▸ What needs to be done
Locate the lines where "name" occurs and copy them as they stand.
## BEGIN
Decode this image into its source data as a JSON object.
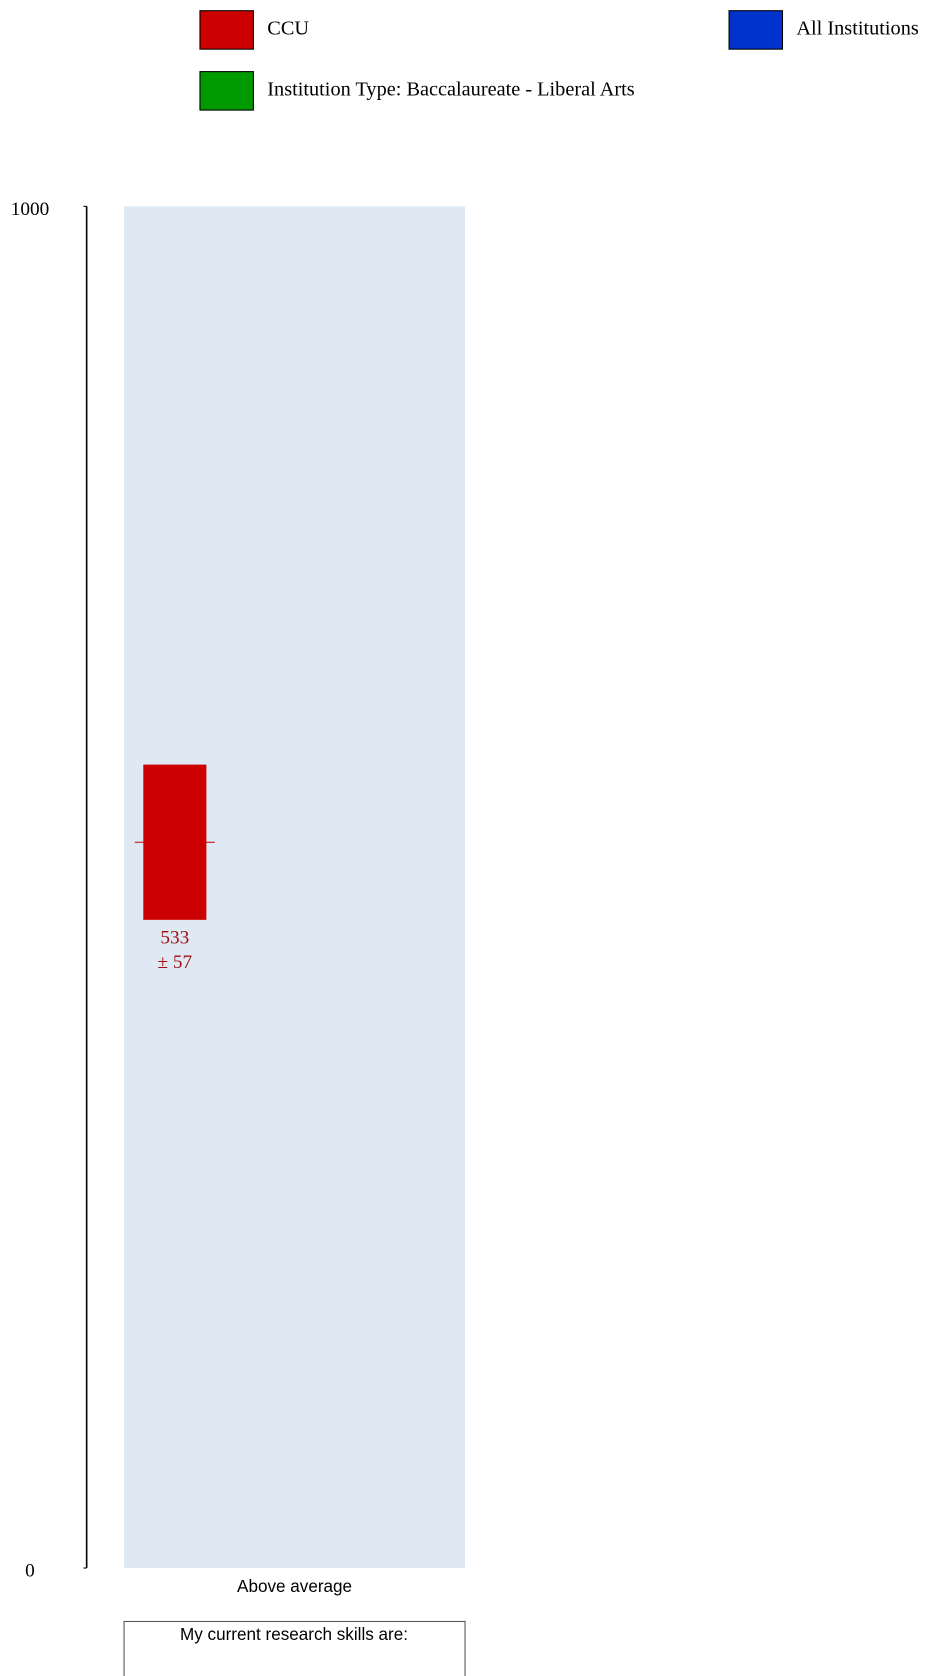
{
  "chart_data": {
    "type": "bar",
    "categories": [
      "Above average"
    ],
    "series": [
      {
        "name": "CCU",
        "color": "#cc0000",
        "values": [
          533
        ],
        "errors": [
          57
        ],
        "error_labels": [
          "± 57"
        ]
      },
      {
        "name": "All Institutions",
        "color": "#0033cc",
        "values": [
          null
        ]
      },
      {
        "name": "Institution Type: Baccalaureate - Liberal Arts",
        "color": "#009900",
        "values": [
          null
        ]
      }
    ],
    "ylim": [
      0,
      1000
    ],
    "yticks": [
      0,
      1000
    ],
    "caption": "My current research skills are:"
  }
}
## END
▸ Answer to this problem
        "name": "CCU",
        "name": "All Institutions",
        "name": "Institution Type: Baccalaureate - Liberal Arts",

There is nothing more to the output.